— Start of Given data —
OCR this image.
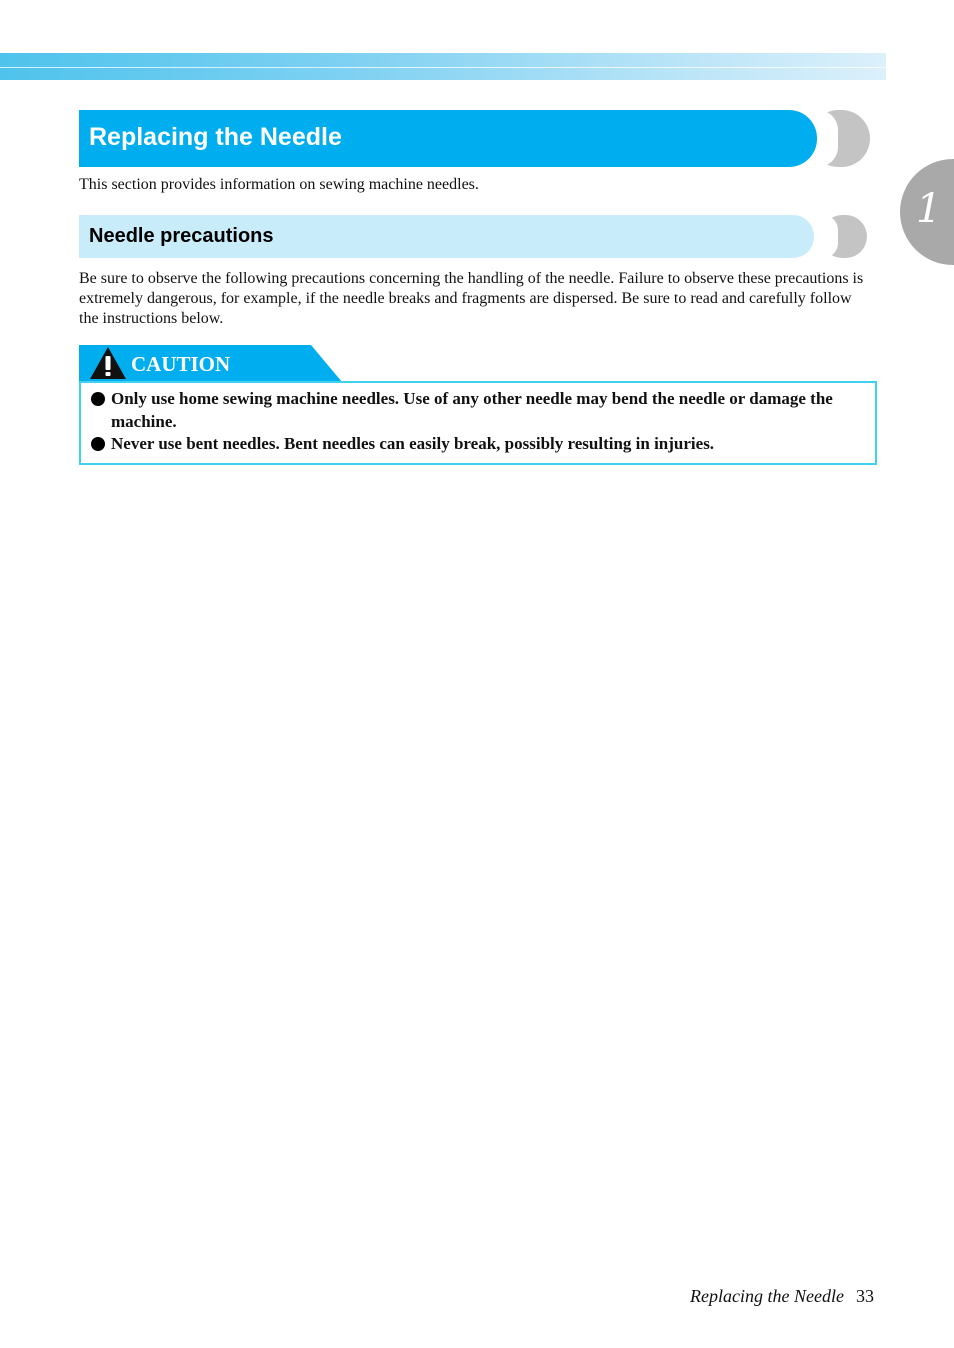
1
Replacing the Needle
This section provides information on sewing machine needles.
Needle precautions
Be sure to observe the following precautions concerning the handling of the needle. Failure to observe these precautions is extremely dangerous, for example, if the needle breaks and fragments are dispersed. Be sure to read and carefully follow the instructions below.
CAUTION
Only use home sewing machine needles. Use of any other needle may bend the needle or damage the machine.
Never use bent needles. Bent needles can easily break, possibly resulting in injuries.
Replacing the Needle 33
— End of Given data —
*Your objective*: Each entry above should be reproduced exactly, with the pictures removed.

*Worked answer*:
OCR this image.
1
Replacing the Needle
This section provides information on sewing machine needles.
Needle precautions
Be sure to observe the following precautions concerning the handling of the needle. Failure to observe these precautions is extremely dangerous, for example, if the needle breaks and fragments are dispersed. Be sure to read and carefully follow the instructions below.
CAUTION
Only use home sewing machine needles. Use of any other needle may bend the needle or damage the machine.
Never use bent needles. Bent needles can easily break, possibly resulting in injuries.
Replacing the Needle 33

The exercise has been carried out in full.